• Task brief: Return the entries below verbatim. Pictures stay out.

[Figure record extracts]
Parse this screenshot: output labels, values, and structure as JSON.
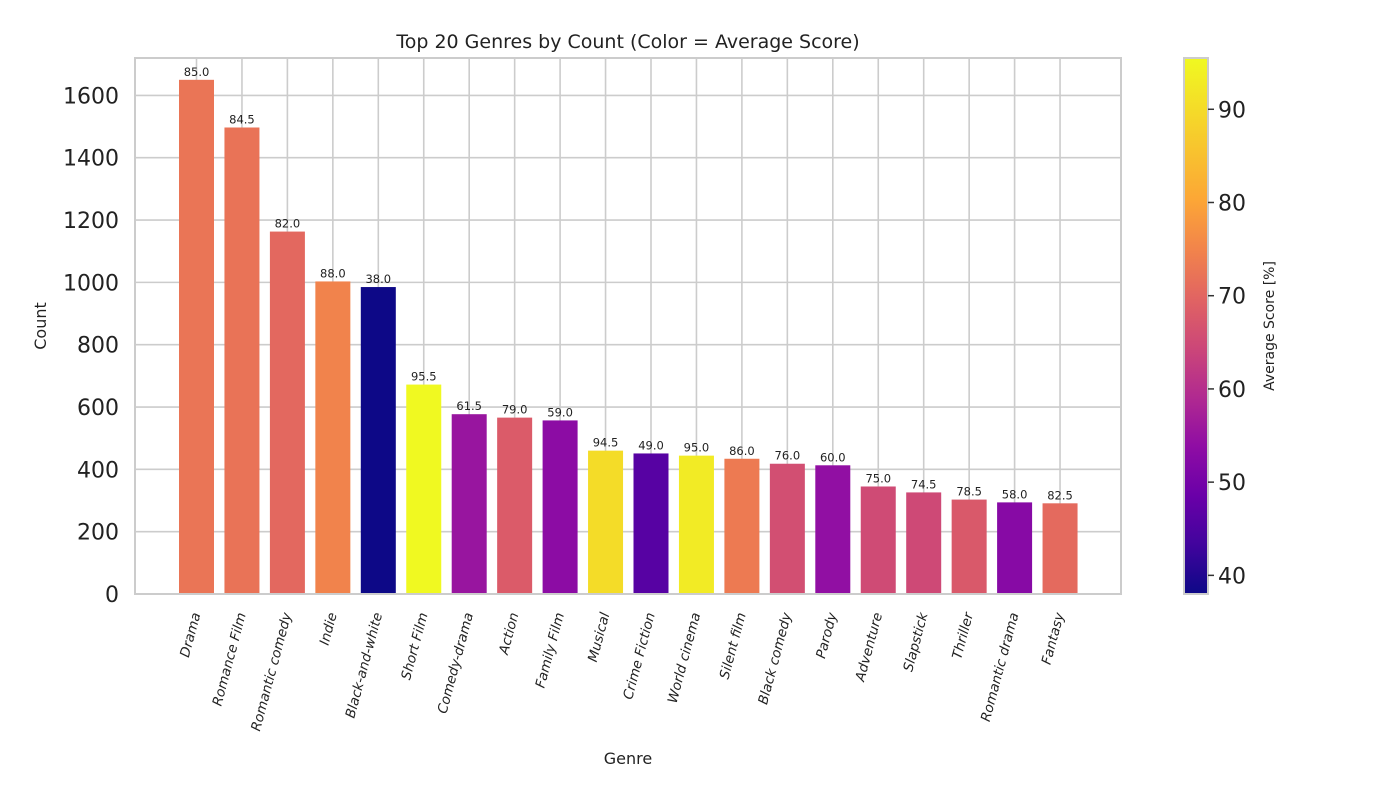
{
  "chart_data": {
    "type": "bar",
    "title": "Top 20 Genres by Count (Color = Average Score)",
    "xlabel": "Genre",
    "ylabel": "Count",
    "ylim": [
      0,
      1720
    ],
    "yticks": [
      0,
      200,
      400,
      600,
      800,
      1000,
      1200,
      1400,
      1600
    ],
    "grid": true,
    "colormap": "plasma",
    "colorbar": {
      "label": "Average Score [%]",
      "range": [
        38.0,
        95.5
      ],
      "ticks": [
        40,
        50,
        60,
        70,
        80,
        90
      ]
    },
    "categories": [
      "Drama",
      "Romance Film",
      "Romantic comedy",
      "Indie",
      "Black-and-white",
      "Short Film",
      "Comedy-drama",
      "Action",
      "Family Film",
      "Musical",
      "Crime Fiction",
      "World cinema",
      "Silent film",
      "Black comedy",
      "Parody",
      "Adventure",
      "Slapstick",
      "Thriller",
      "Romantic drama",
      "Fantasy"
    ],
    "values": [
      1650,
      1497,
      1163,
      1003,
      985,
      672,
      577,
      566,
      557,
      460,
      451,
      444,
      434,
      418,
      413,
      345,
      326,
      303,
      294,
      291
    ],
    "scores": [
      85.0,
      84.5,
      82.0,
      88.0,
      38.0,
      95.5,
      61.5,
      79.0,
      59.0,
      94.5,
      49.0,
      95.0,
      86.0,
      76.0,
      60.0,
      75.0,
      74.5,
      78.5,
      58.0,
      82.5
    ],
    "score_labels": [
      "85.0",
      "84.5",
      "82.0",
      "88.0",
      "38.0",
      "95.5",
      "61.5",
      "79.0",
      "59.0",
      "94.5",
      "49.0",
      "95.0",
      "86.0",
      "76.0",
      "60.0",
      "75.0",
      "74.5",
      "78.5",
      "58.0",
      "82.5"
    ]
  }
}
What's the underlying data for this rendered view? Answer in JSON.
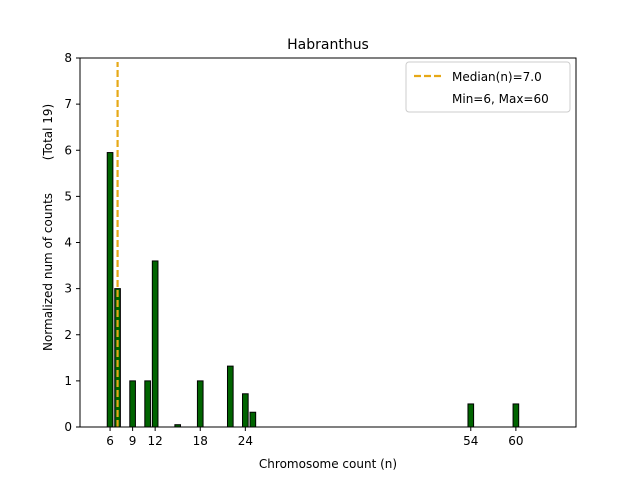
{
  "chart_data": {
    "type": "bar",
    "title": "Habranthus",
    "xlabel": "Chromosome count (n)",
    "ylabel_line1": "Normalized num of counts",
    "ylabel_line2": "(Total 19)",
    "xlim": [
      2,
      68
    ],
    "ylim": [
      0,
      8
    ],
    "x_ticks": [
      6,
      9,
      12,
      18,
      24,
      54,
      60
    ],
    "y_ticks": [
      0,
      1,
      2,
      3,
      4,
      5,
      6,
      7,
      8
    ],
    "bars": [
      {
        "x": 6,
        "value": 5.95
      },
      {
        "x": 7,
        "value": 3.0
      },
      {
        "x": 9,
        "value": 1.0
      },
      {
        "x": 11,
        "value": 1.0
      },
      {
        "x": 12,
        "value": 3.6
      },
      {
        "x": 15,
        "value": 0.05
      },
      {
        "x": 18,
        "value": 1.0
      },
      {
        "x": 22,
        "value": 1.32
      },
      {
        "x": 24,
        "value": 0.72
      },
      {
        "x": 25,
        "value": 0.32
      },
      {
        "x": 54,
        "value": 0.5
      },
      {
        "x": 60,
        "value": 0.5
      }
    ],
    "median": 7.0,
    "legend": {
      "median_label": "Median(n)=7.0",
      "range_label": "Min=6, Max=60",
      "position": "top-right"
    },
    "colors": {
      "bar_fill": "#006400",
      "bar_edge": "#000000",
      "median_line": "#e6a817"
    }
  }
}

• Final result:
Parse this screenshot: output labels, values, and structure as JSON.
{
  "chart_data": {
    "type": "bar",
    "title": "Top 20 Genres by Count (Color = Average Score)",
    "xlabel": "Genre",
    "ylabel": "Count",
    "ylim": [
      0,
      1720
    ],
    "yticks": [
      0,
      200,
      400,
      600,
      800,
      1000,
      1200,
      1400,
      1600
    ],
    "grid": true,
    "colormap": "plasma",
    "colorbar": {
      "label": "Average Score [%]",
      "range": [
        38.0,
        95.5
      ],
      "ticks": [
        40,
        50,
        60,
        70,
        80,
        90
      ]
    },
    "categories": [
      "Drama",
      "Romance Film",
      "Romantic comedy",
      "Indie",
      "Black-and-white",
      "Short Film",
      "Comedy-drama",
      "Action",
      "Family Film",
      "Musical",
      "Crime Fiction",
      "World cinema",
      "Silent film",
      "Black comedy",
      "Parody",
      "Adventure",
      "Slapstick",
      "Thriller",
      "Romantic drama",
      "Fantasy"
    ],
    "values": [
      1650,
      1497,
      1163,
      1003,
      985,
      672,
      577,
      566,
      557,
      460,
      451,
      444,
      434,
      418,
      413,
      345,
      326,
      303,
      294,
      291
    ],
    "scores": [
      85.0,
      84.5,
      82.0,
      88.0,
      38.0,
      95.5,
      61.5,
      79.0,
      59.0,
      94.5,
      49.0,
      95.0,
      86.0,
      76.0,
      60.0,
      75.0,
      74.5,
      78.5,
      58.0,
      82.5
    ],
    "score_labels": [
      "85.0",
      "84.5",
      "82.0",
      "88.0",
      "38.0",
      "95.5",
      "61.5",
      "79.0",
      "59.0",
      "94.5",
      "49.0",
      "95.0",
      "86.0",
      "76.0",
      "60.0",
      "75.0",
      "74.5",
      "78.5",
      "58.0",
      "82.5"
    ]
  }
}
What's the underlying data for this rendered view? Answer in JSON.
{
  "chart_data": {
    "type": "bar",
    "title": "Habranthus",
    "xlabel": "Chromosome count (n)",
    "ylabel_line1": "Normalized num of counts",
    "ylabel_line2": "(Total 19)",
    "xlim": [
      2,
      68
    ],
    "ylim": [
      0,
      8
    ],
    "x_ticks": [
      6,
      9,
      12,
      18,
      24,
      54,
      60
    ],
    "y_ticks": [
      0,
      1,
      2,
      3,
      4,
      5,
      6,
      7,
      8
    ],
    "bars": [
      {
        "x": 6,
        "value": 5.95
      },
      {
        "x": 7,
        "value": 3.0
      },
      {
        "x": 9,
        "value": 1.0
      },
      {
        "x": 11,
        "value": 1.0
      },
      {
        "x": 12,
        "value": 3.6
      },
      {
        "x": 15,
        "value": 0.05
      },
      {
        "x": 18,
        "value": 1.0
      },
      {
        "x": 22,
        "value": 1.32
      },
      {
        "x": 24,
        "value": 0.72
      },
      {
        "x": 25,
        "value": 0.32
      },
      {
        "x": 54,
        "value": 0.5
      },
      {
        "x": 60,
        "value": 0.5
      }
    ],
    "median": 7.0,
    "legend": {
      "median_label": "Median(n)=7.0",
      "range_label": "Min=6, Max=60",
      "position": "top-right"
    },
    "colors": {
      "bar_fill": "#006400",
      "bar_edge": "#000000",
      "median_line": "#e6a817"
    }
  }
}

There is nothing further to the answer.